§ Document section:
**********

A practical guide to prepping for a big home renovation
Now that your major home renovation is planned and only few months away, it’s time to prepare your house for its remodel. A big home improvement project is exciting, but it also comes with plenty of organizational tasks.
To help you create a timeline to ready your home for a big renovation, we consulted interior designer Crea Henry of Hampton Rowe, a design company that offers services across southern Ontario. Here’s how and when you should start prepping.
120 days before the renovation starts
Pin down loose details. “Make sure that your plans are confirmed and that your trades are scheduled,” says Henry. Connect with your designer, general contractor, and project manager to make sure you are aligned. Now is also the time to ask your contractor about the building permits the city requires for the renovations you have planned.
Prepare a checklist of tasks that need to be completed. Four months ahead of your renovation is a good time to put your plans in order. Consider using cloud-based Google Docs or Sheets so that you can share the list with family members or other collaborators.
60 days before the renovation starts
Two months out is also a good time to order what you need. “Place all orders for materials and furniture – depending on lead time, of course,” says Crea. “It’s better to have your items waiting than to be waiting on your items.”
Take photos of your home. Anytime you need to move or store things, it’s a good idea to snap pictures of your valuables. This is not only helpful for insurance purposes, it’s useful to have visuals for your records.
Start saving boxes from online shopping deliveries, grocery stores, or wherever you may find them. They'll come in handy when you pack your belongings before the renovation.

**********

§ Short task: Decide whether each statement below agrees with the renovation guide above. For each, answer yes or no and quote the guide's deciding words. (a) The guide recommends placing orders for materials and furniture two months before the renovation. (b) The guide advises buying new boxes for packing belongings. (c) The guide presents photos of valuables as useful only for insurance purposes.

§ Data provided:
**********

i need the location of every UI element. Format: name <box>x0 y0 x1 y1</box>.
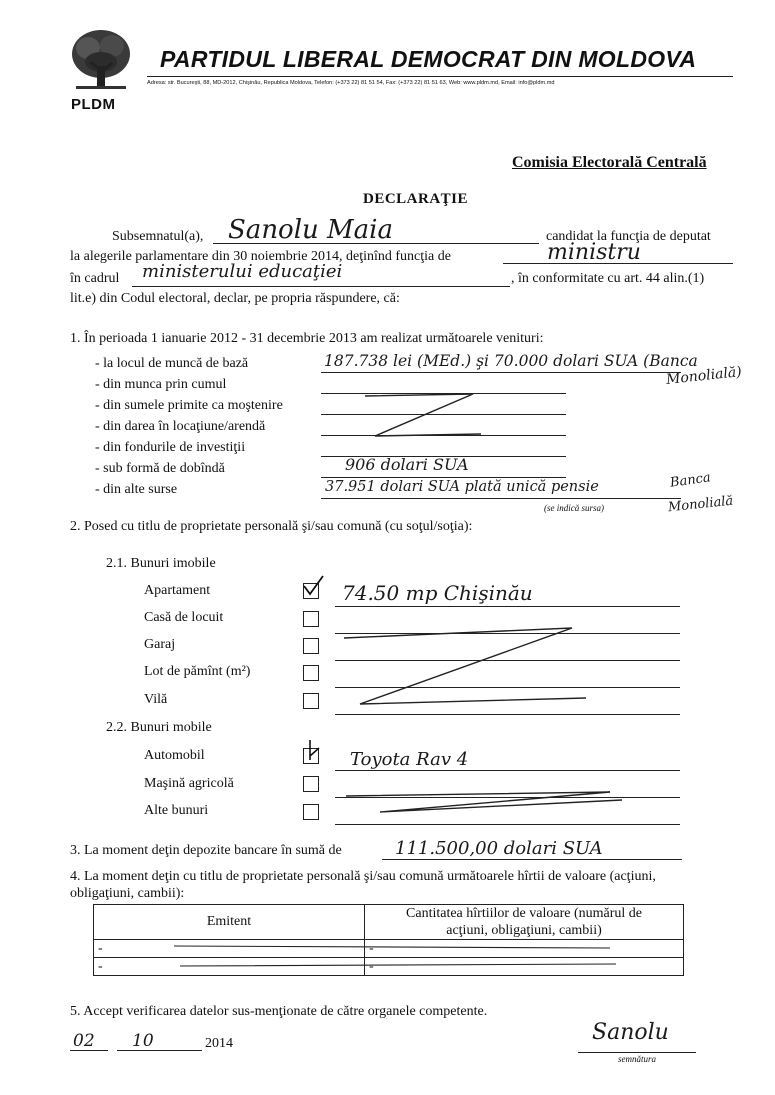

**********

§ Written reply:
(a) Yes: "Two months out is also a good time to order what you need. “Place all orders for materials and furniture – depending on lead time, of course,”"
(b) No: "Start saving boxes from online shopping deliveries, grocery stores, or wherever you may find them."
(c) No: "This is not only helpful for insurance purposes, it’s useful to have visuals for your records."